----- ROWS
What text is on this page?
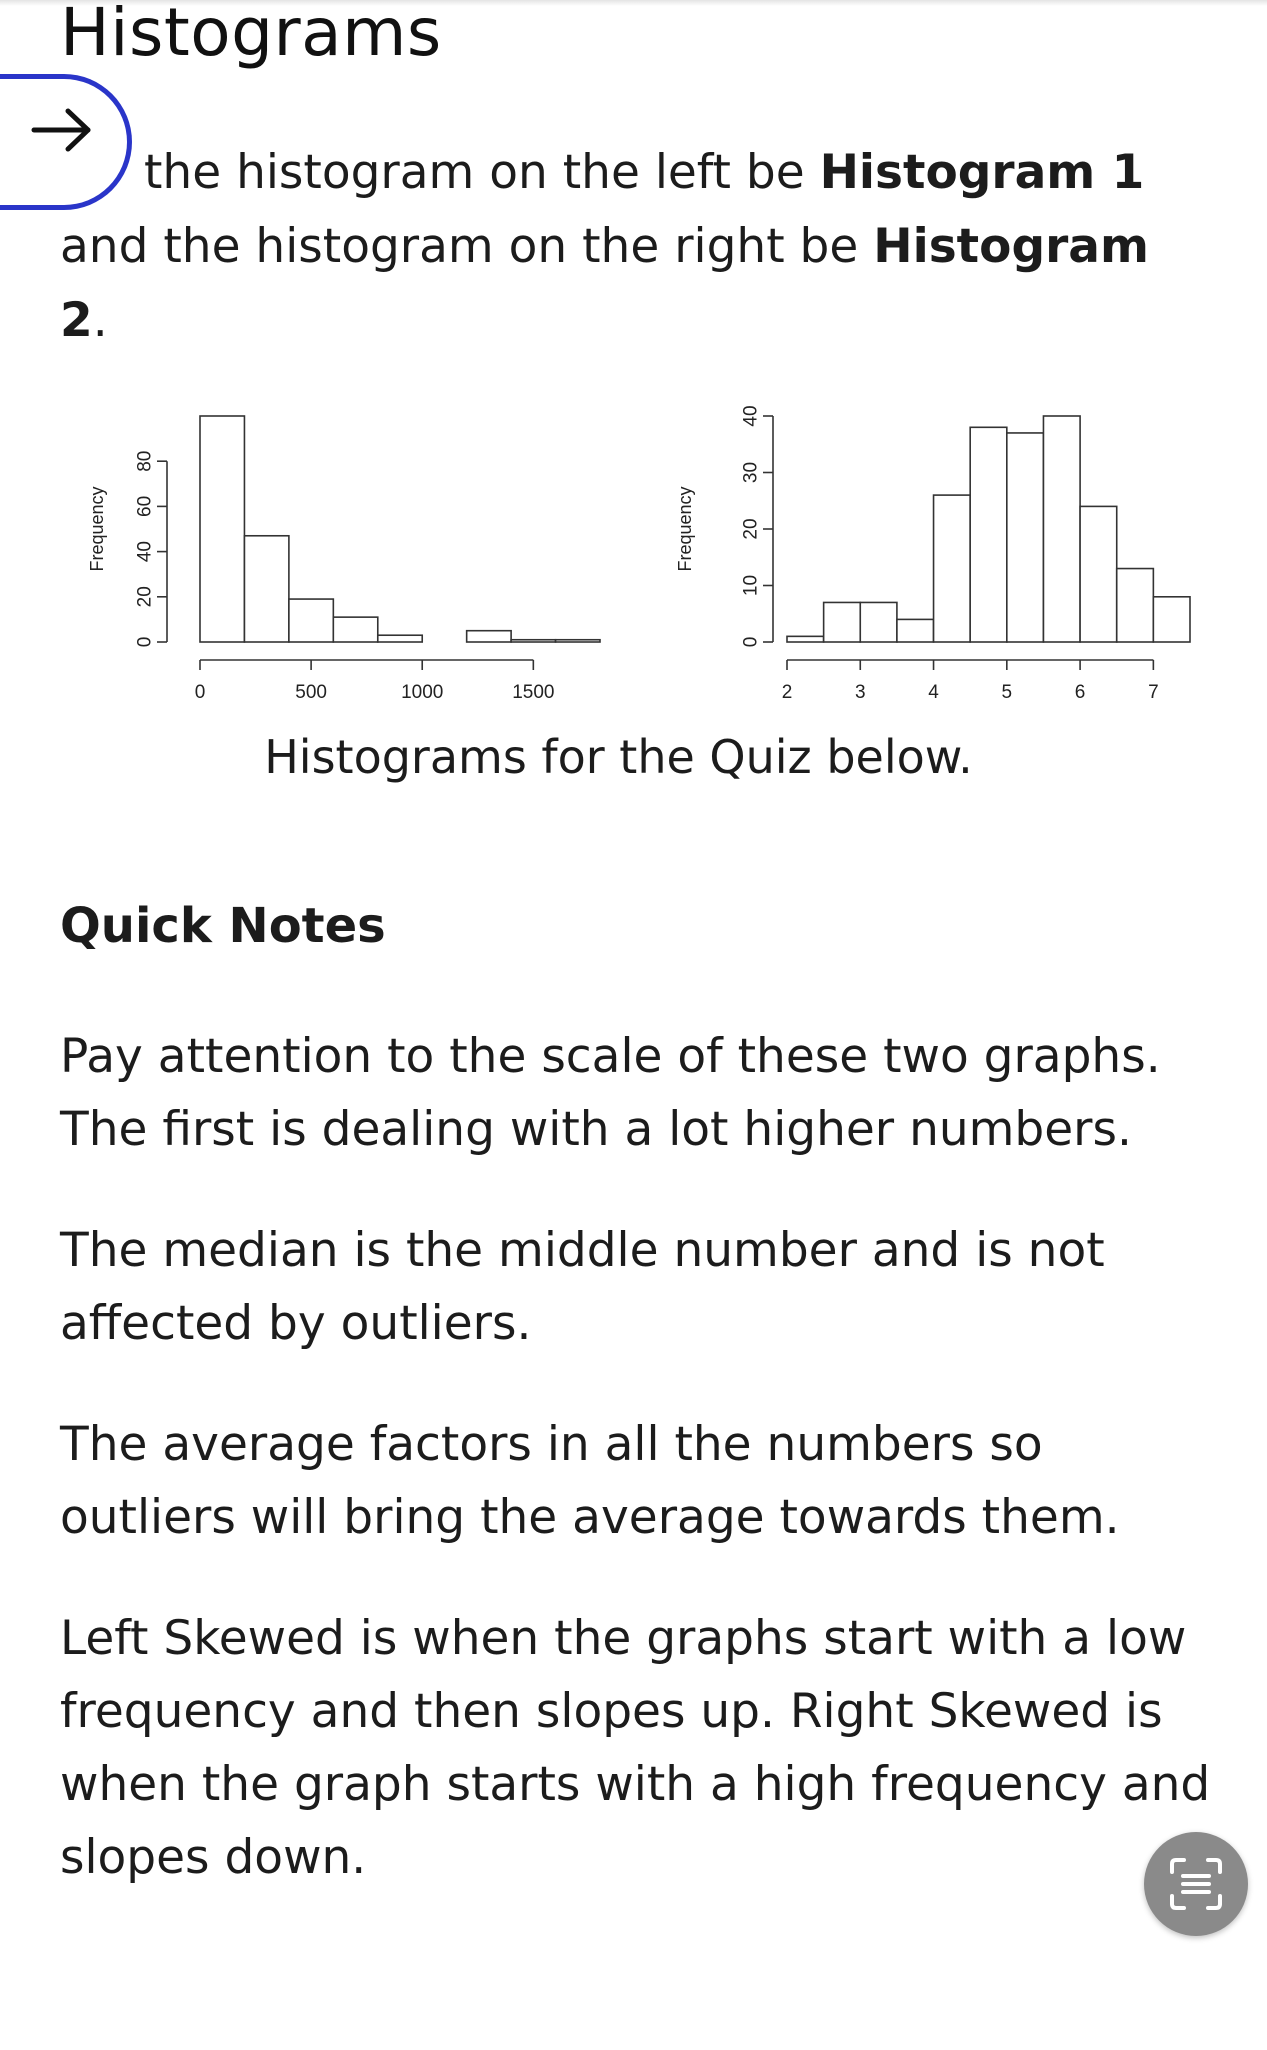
Histograms

the histogram on the left be Histogram 1 and the histogram on the right be Histogram 2.

0
20
40
60
80
Frequency
0	500	1000	1500
0
10
20
30
40
Frequency
2	3	4	5	6	7

Histograms for the Quiz below.

Quick Notes

Pay attention to the scale of these two graphs. The first is dealing with a lot higher numbers.

The median is the middle number and is not affected by outliers.

The average factors in all the numbers so outliers will bring the average towards them.

Left Skewed is when the graphs start with a low frequency and then slopes up. Right Skewed is when the graph starts with a high frequency and slopes down.
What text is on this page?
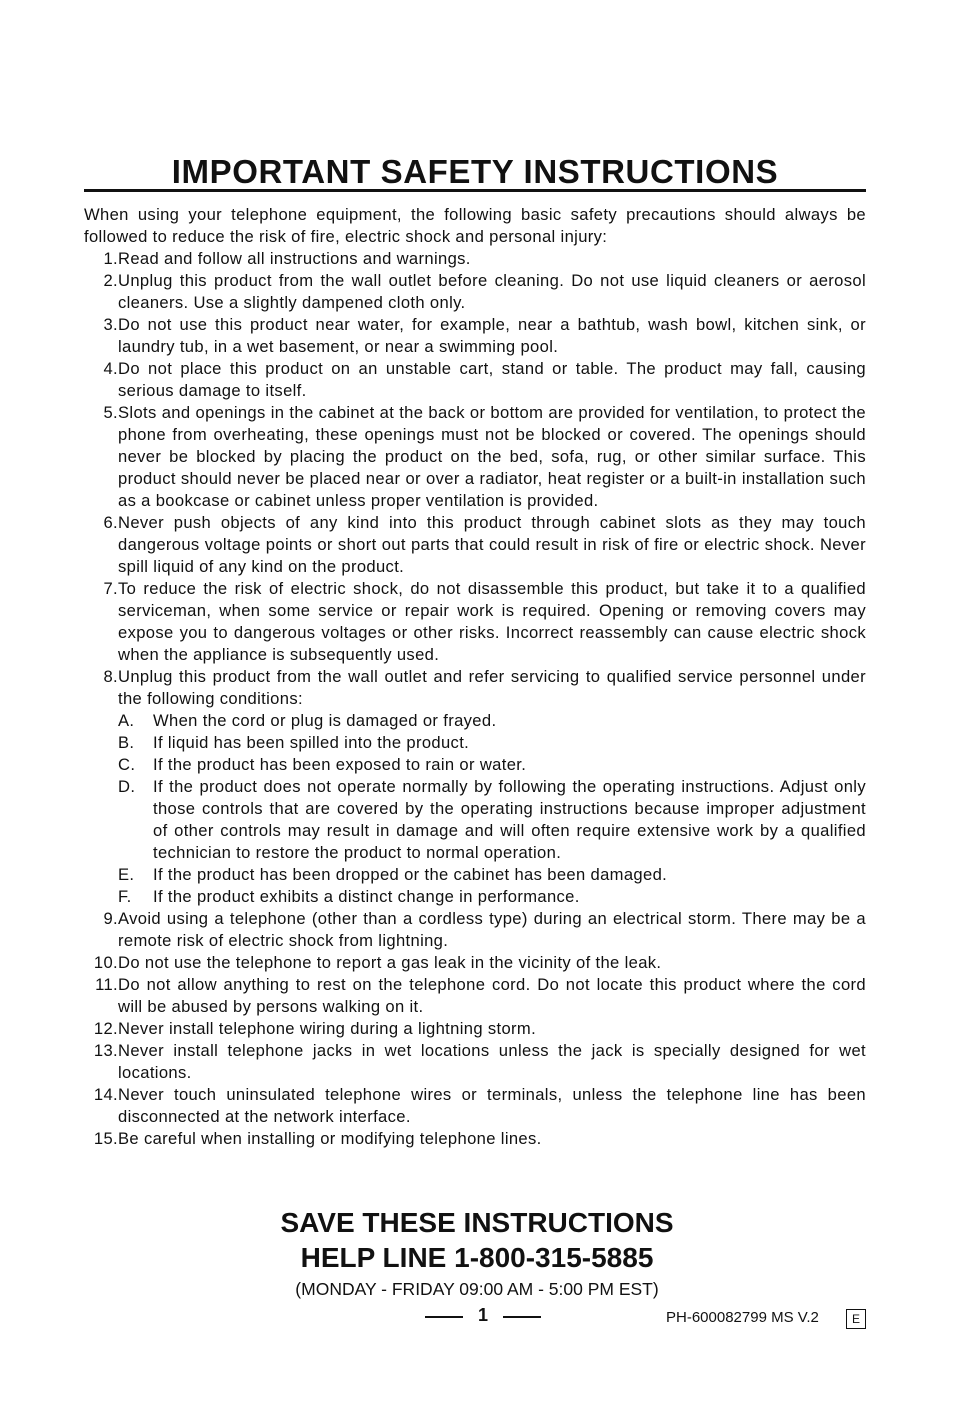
IMPORTANT SAFETY INSTRUCTIONS

When using your telephone equipment, the following basic safety precautions should always be followed to reduce the risk of fire, electric shock and personal injury:

1. Read and follow all instructions and warnings.
2. Unplug this product from the wall outlet before cleaning. Do not use liquid cleaners or aerosol cleaners. Use a slightly dampened cloth only.
3. Do not use this product near water, for example, near a bathtub, wash bowl, kitchen sink, or laundry tub, in a wet basement, or near a swimming pool.
4. Do not place this product on an unstable cart, stand or table. The product may fall, causing serious damage to itself.
5. Slots and openings in the cabinet at the back or bottom are provided for ventilation, to protect the phone from overheating, these openings must not be blocked or covered. The openings should never be blocked by placing the product on the bed, sofa, rug, or other similar surface. This product should never be placed near or over a radiator, heat register or a built-in installation such as a bookcase or cabinet unless proper ventilation is provided.
6. Never push objects of any kind into this product through cabinet slots as they may touch dangerous voltage points or short out parts that could result in risk of fire or electric shock. Never spill liquid of any kind on the product.
7. To reduce the risk of electric shock, do not disassemble this product, but take it to a qualified serviceman, when some service or repair work is required. Opening or removing covers may expose you to dangerous voltages or other risks. Incorrect reassembly can cause electric shock when the appliance is subsequently used.
8. Unplug this product from the wall outlet and refer servicing to qualified service personnel under the following conditions:
A.	When the cord or plug is damaged or frayed.
B.	If liquid has been spilled into the product.
C.	If the product has been exposed to rain or water.
D.	If the product does not operate normally by following the operating instructions. Adjust only those controls that are covered by the operating instructions because improper adjustment of other controls may result in damage and will often require extensive work by a qualified technician to restore the product to normal operation.
E.	If the product has been dropped or the cabinet has been damaged.
F.	If the product exhibits a distinct change in performance.
9. Avoid using a telephone (other than a cordless type) during an electrical storm. There may be a remote risk of electric shock from lightning.
10. Do not use the telephone to report a gas leak in the vicinity of the leak.
11. Do not allow anything to rest on the telephone cord. Do not locate this product where the cord will be abused by persons walking on it.
12. Never install telephone wiring during a lightning storm.
13. Never install telephone jacks in wet locations unless the jack is specially designed for wet locations.
14. Never touch uninsulated telephone wires or terminals, unless the telephone line has been disconnected at the network interface.
15. Be careful when installing or modifying telephone lines.
SAVE THESE INSTRUCTIONS
HELP LINE 1-800-315-5885
(MONDAY - FRIDAY 09:00 AM - 5:00 PM EST)
1	PH-600082799 MS V.2	E
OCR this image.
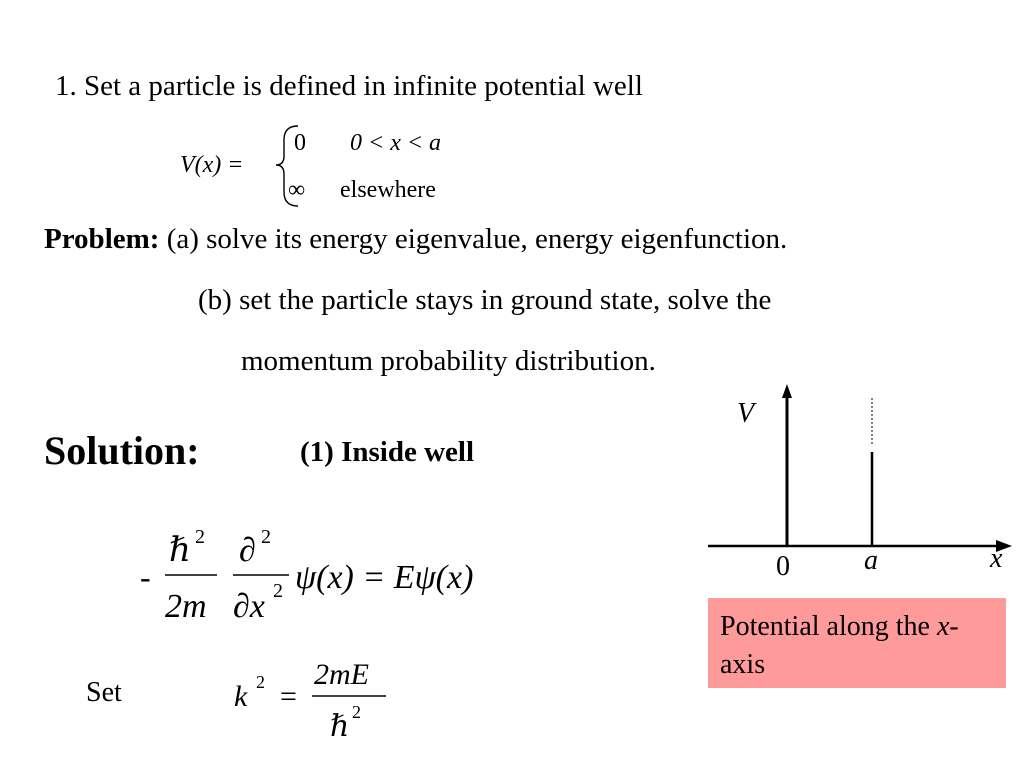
1. Set a particle is defined in infinite potential well
V(x) =
0 0 < x < a
∞ elsewhere
Problem: (a) solve its energy eigenvalue, energy eigenfunction.
(b) set the particle stays in ground state, solve the
momentum probability distribution.
Solution:	(1) Inside well
-
ℏ 2
2m
∂ 2
∂x 2 ψ(x) = Eψ(x)
Set	k 2 =
2mE
ℏ 2
V
x
0	a
Potential along the x-axis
----------
**GIVEN EXERCISE**
Retype every entry verbatim and exclude the pictures from the copy.

**RESULT OF THE TASK**
What text is on this page?
Histograms

the histogram on the left be Histogram 1 and the histogram on the right be Histogram 2.

0
20
40
60
80
Frequency
0	500	1000	1500
0
10
20
30
40
Frequency
2	3	4	5	6	7

Histograms for the Quiz below.

Quick Notes

Pay attention to the scale of these two graphs. The first is dealing with a lot higher numbers.

The median is the middle number and is not affected by outliers.

The average factors in all the numbers so outliers will bring the average towards them.

Left Skewed is when the graphs start with a low frequency and then slopes up. Right Skewed is when the graph starts with a high frequency and slopes down.
What text is on this page?
IMPORTANT SAFETY INSTRUCTIONS

When using your telephone equipment, the following basic safety precautions should always be followed to reduce the risk of fire, electric shock and personal injury:

1. Read and follow all instructions and warnings.
2. Unplug this product from the wall outlet before cleaning. Do not use liquid cleaners or aerosol cleaners. Use a slightly dampened cloth only.
3. Do not use this product near water, for example, near a bathtub, wash bowl, kitchen sink, or laundry tub, in a wet basement, or near a swimming pool.
4. Do not place this product on an unstable cart, stand or table. The product may fall, causing serious damage to itself.
5. Slots and openings in the cabinet at the back or bottom are provided for ventilation, to protect the phone from overheating, these openings must not be blocked or covered. The openings should never be blocked by placing the product on the bed, sofa, rug, or other similar surface. This product should never be placed near or over a radiator, heat register or a built-in installation such as a bookcase or cabinet unless proper ventilation is provided.
6. Never push objects of any kind into this product through cabinet slots as they may touch dangerous voltage points or short out parts that could result in risk of fire or electric shock. Never spill liquid of any kind on the product.
7. To reduce the risk of electric shock, do not disassemble this product, but take it to a qualified serviceman, when some service or repair work is required. Opening or removing covers may expose you to dangerous voltages or other risks. Incorrect reassembly can cause electric shock when the appliance is subsequently used.
8. Unplug this product from the wall outlet and refer servicing to qualified service personnel under the following conditions:
A.	When the cord or plug is damaged or frayed.
B.	If liquid has been spilled into the product.
C.	If the product has been exposed to rain or water.
D.	If the product does not operate normally by following the operating instructions. Adjust only those controls that are covered by the operating instructions because improper adjustment of other controls may result in damage and will often require extensive work by a qualified technician to restore the product to normal operation.
E.	If the product has been dropped or the cabinet has been damaged.
F.	If the product exhibits a distinct change in performance.
9. Avoid using a telephone (other than a cordless type) during an electrical storm. There may be a remote risk of electric shock from lightning.
10. Do not use the telephone to report a gas leak in the vicinity of the leak.
11. Do not allow anything to rest on the telephone cord. Do not locate this product where the cord will be abused by persons walking on it.
12. Never install telephone wiring during a lightning storm.
13. Never install telephone jacks in wet locations unless the jack is specially designed for wet locations.
14. Never touch uninsulated telephone wires or terminals, unless the telephone line has been disconnected at the network interface.
15. Be careful when installing or modifying telephone lines.
SAVE THESE INSTRUCTIONS
HELP LINE 1-800-315-5885
(MONDAY - FRIDAY 09:00 AM - 5:00 PM EST)
1	PH-600082799 MS V.2	E
OCR this image.
1. Set a particle is defined in infinite potential well
V(x) =
0 0 < x < a
∞ elsewhere
Problem: (a) solve its energy eigenvalue, energy eigenfunction.
(b) set the particle stays in ground state, solve the
momentum probability distribution.
Solution:	(1) Inside well
-
ℏ 2
2m
∂ 2
∂x 2 ψ(x) = Eψ(x)
Set	k 2 =
2mE
ℏ 2
V
x
0	a
Potential along the x-axis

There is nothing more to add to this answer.